__What the task requires__. Copy out every line of the data below word for word, leaving nothing out and changing nothing.
** Begin **
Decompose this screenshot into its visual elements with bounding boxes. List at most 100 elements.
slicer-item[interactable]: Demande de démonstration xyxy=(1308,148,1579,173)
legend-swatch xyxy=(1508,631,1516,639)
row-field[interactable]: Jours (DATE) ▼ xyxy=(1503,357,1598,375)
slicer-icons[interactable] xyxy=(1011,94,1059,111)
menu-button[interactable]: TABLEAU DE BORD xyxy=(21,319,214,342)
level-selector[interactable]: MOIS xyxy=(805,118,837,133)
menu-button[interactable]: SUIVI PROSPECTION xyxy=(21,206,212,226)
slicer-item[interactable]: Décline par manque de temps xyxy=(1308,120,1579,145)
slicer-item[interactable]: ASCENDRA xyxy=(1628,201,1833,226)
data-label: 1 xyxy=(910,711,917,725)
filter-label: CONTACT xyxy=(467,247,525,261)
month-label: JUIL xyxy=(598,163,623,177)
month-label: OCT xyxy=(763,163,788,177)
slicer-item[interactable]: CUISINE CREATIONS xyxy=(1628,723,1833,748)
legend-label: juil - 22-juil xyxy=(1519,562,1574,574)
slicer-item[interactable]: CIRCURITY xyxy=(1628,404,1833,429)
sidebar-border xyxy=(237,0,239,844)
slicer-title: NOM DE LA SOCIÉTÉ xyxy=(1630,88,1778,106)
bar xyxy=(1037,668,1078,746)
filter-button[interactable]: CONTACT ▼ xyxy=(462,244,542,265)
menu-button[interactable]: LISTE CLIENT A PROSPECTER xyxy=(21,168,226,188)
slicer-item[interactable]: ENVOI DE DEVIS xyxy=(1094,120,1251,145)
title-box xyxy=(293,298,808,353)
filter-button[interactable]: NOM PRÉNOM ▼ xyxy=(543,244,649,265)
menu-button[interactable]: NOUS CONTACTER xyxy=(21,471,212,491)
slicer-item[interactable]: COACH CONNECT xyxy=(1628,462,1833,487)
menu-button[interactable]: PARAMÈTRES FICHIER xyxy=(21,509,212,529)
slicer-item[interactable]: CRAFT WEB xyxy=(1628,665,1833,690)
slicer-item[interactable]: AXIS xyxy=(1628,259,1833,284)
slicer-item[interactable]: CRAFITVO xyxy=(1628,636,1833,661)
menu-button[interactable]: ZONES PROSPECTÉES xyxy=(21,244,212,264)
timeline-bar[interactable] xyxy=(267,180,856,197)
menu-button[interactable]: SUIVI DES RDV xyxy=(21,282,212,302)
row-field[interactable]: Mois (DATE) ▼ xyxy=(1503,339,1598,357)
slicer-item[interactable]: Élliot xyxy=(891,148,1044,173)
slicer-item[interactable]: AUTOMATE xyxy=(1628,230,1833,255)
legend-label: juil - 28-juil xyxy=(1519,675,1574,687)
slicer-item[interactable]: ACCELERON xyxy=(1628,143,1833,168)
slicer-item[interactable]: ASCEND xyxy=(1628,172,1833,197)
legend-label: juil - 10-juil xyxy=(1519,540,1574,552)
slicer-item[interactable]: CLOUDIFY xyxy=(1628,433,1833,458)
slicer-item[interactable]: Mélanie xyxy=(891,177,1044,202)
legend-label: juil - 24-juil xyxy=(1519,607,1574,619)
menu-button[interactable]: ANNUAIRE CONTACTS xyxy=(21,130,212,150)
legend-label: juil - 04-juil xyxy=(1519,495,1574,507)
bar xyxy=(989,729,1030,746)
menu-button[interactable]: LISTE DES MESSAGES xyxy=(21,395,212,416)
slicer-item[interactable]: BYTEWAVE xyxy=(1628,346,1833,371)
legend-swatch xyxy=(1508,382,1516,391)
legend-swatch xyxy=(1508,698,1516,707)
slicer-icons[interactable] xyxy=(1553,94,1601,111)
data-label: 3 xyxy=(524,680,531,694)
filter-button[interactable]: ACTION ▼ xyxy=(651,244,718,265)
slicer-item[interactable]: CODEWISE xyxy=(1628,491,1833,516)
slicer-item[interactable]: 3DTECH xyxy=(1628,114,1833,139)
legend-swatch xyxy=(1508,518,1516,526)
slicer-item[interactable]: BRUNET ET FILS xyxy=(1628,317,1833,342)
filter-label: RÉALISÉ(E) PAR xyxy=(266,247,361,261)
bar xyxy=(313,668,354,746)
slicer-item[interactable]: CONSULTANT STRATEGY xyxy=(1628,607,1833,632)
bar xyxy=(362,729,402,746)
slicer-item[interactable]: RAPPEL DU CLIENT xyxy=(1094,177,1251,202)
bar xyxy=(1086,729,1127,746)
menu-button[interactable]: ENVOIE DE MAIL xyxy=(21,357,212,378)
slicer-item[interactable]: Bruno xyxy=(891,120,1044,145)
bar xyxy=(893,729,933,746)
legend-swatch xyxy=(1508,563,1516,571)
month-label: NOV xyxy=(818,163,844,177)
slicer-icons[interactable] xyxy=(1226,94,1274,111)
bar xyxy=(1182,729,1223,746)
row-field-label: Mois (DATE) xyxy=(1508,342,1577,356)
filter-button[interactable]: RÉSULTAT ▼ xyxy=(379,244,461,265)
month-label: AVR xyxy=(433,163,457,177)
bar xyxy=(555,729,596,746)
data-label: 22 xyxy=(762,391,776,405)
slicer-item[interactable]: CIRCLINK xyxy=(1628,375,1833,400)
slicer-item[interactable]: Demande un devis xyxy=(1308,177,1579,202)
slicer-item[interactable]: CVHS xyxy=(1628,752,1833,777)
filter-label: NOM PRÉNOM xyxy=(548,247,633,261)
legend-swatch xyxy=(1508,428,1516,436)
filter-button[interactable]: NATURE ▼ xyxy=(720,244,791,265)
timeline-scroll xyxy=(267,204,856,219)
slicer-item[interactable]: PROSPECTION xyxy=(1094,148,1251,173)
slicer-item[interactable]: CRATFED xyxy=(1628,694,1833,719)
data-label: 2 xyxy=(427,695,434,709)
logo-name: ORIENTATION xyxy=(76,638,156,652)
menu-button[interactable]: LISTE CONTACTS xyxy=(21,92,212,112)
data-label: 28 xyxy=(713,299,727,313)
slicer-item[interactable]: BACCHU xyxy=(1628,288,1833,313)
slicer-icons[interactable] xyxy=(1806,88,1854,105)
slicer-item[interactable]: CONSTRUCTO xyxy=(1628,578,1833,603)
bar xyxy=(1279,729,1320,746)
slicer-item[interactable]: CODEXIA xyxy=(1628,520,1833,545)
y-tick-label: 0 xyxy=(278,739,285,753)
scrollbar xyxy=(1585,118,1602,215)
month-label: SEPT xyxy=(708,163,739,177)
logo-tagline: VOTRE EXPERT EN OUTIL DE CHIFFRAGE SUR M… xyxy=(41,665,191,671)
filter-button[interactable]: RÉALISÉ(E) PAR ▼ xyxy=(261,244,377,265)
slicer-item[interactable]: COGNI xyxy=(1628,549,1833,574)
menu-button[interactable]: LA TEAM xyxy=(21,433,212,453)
** End **
__Exercise result__.
Decompose this screenshot into its visual elements with bounding boxes. List at most 100 elements.
slicer-item[interactable]: Demande de démonstration xyxy=(1308,148,1579,173)
legend-swatch xyxy=(1508,631,1516,639)
row-field[interactable]: Jours (DATE) ▼ xyxy=(1503,357,1598,375)
slicer-icons[interactable] xyxy=(1011,94,1059,111)
menu-button[interactable]: TABLEAU DE BORD xyxy=(21,319,214,342)
level-selector[interactable]: MOIS xyxy=(805,118,837,133)
menu-button[interactable]: SUIVI PROSPECTION xyxy=(21,206,212,226)
slicer-item[interactable]: Décline par manque de temps xyxy=(1308,120,1579,145)
slicer-item[interactable]: ASCENDRA xyxy=(1628,201,1833,226)
data-label: 1 xyxy=(910,711,917,725)
filter-label: CONTACT xyxy=(467,247,525,261)
month-label: JUIL xyxy=(598,163,623,177)
month-label: OCT xyxy=(763,163,788,177)
slicer-item[interactable]: CUISINE CREATIONS xyxy=(1628,723,1833,748)
legend-label: juil - 22-juil xyxy=(1519,562,1574,574)
slicer-item[interactable]: CIRCURITY xyxy=(1628,404,1833,429)
sidebar-border xyxy=(237,0,239,844)
slicer-title: NOM DE LA SOCIÉTÉ xyxy=(1630,88,1778,106)
bar xyxy=(1037,668,1078,746)
filter-button[interactable]: CONTACT ▼ xyxy=(462,244,542,265)
menu-button[interactable]: LISTE CLIENT A PROSPECTER xyxy=(21,168,226,188)
slicer-item[interactable]: ENVOI DE DEVIS xyxy=(1094,120,1251,145)
title-box xyxy=(293,298,808,353)
filter-button[interactable]: NOM PRÉNOM ▼ xyxy=(543,244,649,265)
menu-button[interactable]: NOUS CONTACTER xyxy=(21,471,212,491)
slicer-item[interactable]: COACH CONNECT xyxy=(1628,462,1833,487)
menu-button[interactable]: PARAMÈTRES FICHIER xyxy=(21,509,212,529)
slicer-item[interactable]: CRAFT WEB xyxy=(1628,665,1833,690)
slicer-item[interactable]: AXIS xyxy=(1628,259,1833,284)
slicer-item[interactable]: CRAFITVO xyxy=(1628,636,1833,661)
menu-button[interactable]: ZONES PROSPECTÉES xyxy=(21,244,212,264)
timeline-bar[interactable] xyxy=(267,180,856,197)
menu-button[interactable]: SUIVI DES RDV xyxy=(21,282,212,302)
row-field[interactable]: Mois (DATE) ▼ xyxy=(1503,339,1598,357)
slicer-item[interactable]: Élliot xyxy=(891,148,1044,173)
slicer-item[interactable]: AUTOMATE xyxy=(1628,230,1833,255)
legend-label: juil - 28-juil xyxy=(1519,675,1574,687)
slicer-item[interactable]: ACCELERON xyxy=(1628,143,1833,168)
slicer-item[interactable]: ASCEND xyxy=(1628,172,1833,197)
legend-label: juil - 10-juil xyxy=(1519,540,1574,552)
slicer-item[interactable]: CLOUDIFY xyxy=(1628,433,1833,458)
slicer-item[interactable]: Mélanie xyxy=(891,177,1044,202)
legend-label: juil - 24-juil xyxy=(1519,607,1574,619)
menu-button[interactable]: ANNUAIRE CONTACTS xyxy=(21,130,212,150)
legend-label: juil - 04-juil xyxy=(1519,495,1574,507)
bar xyxy=(989,729,1030,746)
menu-button[interactable]: LISTE DES MESSAGES xyxy=(21,395,212,416)
slicer-item[interactable]: BYTEWAVE xyxy=(1628,346,1833,371)
legend-swatch xyxy=(1508,382,1516,391)
legend-swatch xyxy=(1508,698,1516,707)
slicer-icons[interactable] xyxy=(1553,94,1601,111)
data-label: 3 xyxy=(524,680,531,694)
filter-button[interactable]: ACTION ▼ xyxy=(651,244,718,265)
slicer-item[interactable]: CODEWISE xyxy=(1628,491,1833,516)
slicer-item[interactable]: 3DTECH xyxy=(1628,114,1833,139)
legend-swatch xyxy=(1508,518,1516,526)
slicer-item[interactable]: BRUNET ET FILS xyxy=(1628,317,1833,342)
filter-label: RÉALISÉ(E) PAR xyxy=(266,247,361,261)
bar xyxy=(313,668,354,746)
slicer-item[interactable]: CONSULTANT STRATEGY xyxy=(1628,607,1833,632)
bar xyxy=(362,729,402,746)
slicer-item[interactable]: RAPPEL DU CLIENT xyxy=(1094,177,1251,202)
bar xyxy=(1086,729,1127,746)
menu-button[interactable]: ENVOIE DE MAIL xyxy=(21,357,212,378)
slicer-item[interactable]: Bruno xyxy=(891,120,1044,145)
bar xyxy=(893,729,933,746)
legend-swatch xyxy=(1508,563,1516,571)
month-label: NOV xyxy=(818,163,844,177)
slicer-icons[interactable] xyxy=(1226,94,1274,111)
bar xyxy=(1182,729,1223,746)
row-field-label: Mois (DATE) xyxy=(1508,342,1577,356)
filter-button[interactable]: RÉSULTAT ▼ xyxy=(379,244,461,265)
month-label: AVR xyxy=(433,163,457,177)
bar xyxy=(555,729,596,746)
data-label: 22 xyxy=(762,391,776,405)
slicer-item[interactable]: CIRCLINK xyxy=(1628,375,1833,400)
slicer-item[interactable]: Demande un devis xyxy=(1308,177,1579,202)
slicer-item[interactable]: CVHS xyxy=(1628,752,1833,777)
filter-label: NOM PRÉNOM xyxy=(548,247,633,261)
legend-swatch xyxy=(1508,428,1516,436)
filter-button[interactable]: NATURE ▼ xyxy=(720,244,791,265)
timeline-scroll xyxy=(267,204,856,219)
slicer-item[interactable]: PROSPECTION xyxy=(1094,148,1251,173)
slicer-item[interactable]: CRATFED xyxy=(1628,694,1833,719)
data-label: 2 xyxy=(427,695,434,709)
logo-name: ORIENTATION xyxy=(76,638,156,652)
menu-button[interactable]: LISTE CONTACTS xyxy=(21,92,212,112)
data-label: 28 xyxy=(713,299,727,313)
slicer-item[interactable]: BACCHU xyxy=(1628,288,1833,313)
slicer-icons[interactable] xyxy=(1806,88,1854,105)
slicer-item[interactable]: CONSTRUCTO xyxy=(1628,578,1833,603)
bar xyxy=(1279,729,1320,746)
slicer-item[interactable]: CODEXIA xyxy=(1628,520,1833,545)
y-tick-label: 0 xyxy=(278,739,285,753)
scrollbar xyxy=(1585,118,1602,215)
month-label: SEPT xyxy=(708,163,739,177)
logo-tagline: VOTRE EXPERT EN OUTIL DE CHIFFRAGE SUR M… xyxy=(41,665,191,671)
filter-button[interactable]: RÉALISÉ(E) PAR ▼ xyxy=(261,244,377,265)
slicer-item[interactable]: COGNI xyxy=(1628,549,1833,574)
menu-button[interactable]: LA TEAM xyxy=(21,433,212,453)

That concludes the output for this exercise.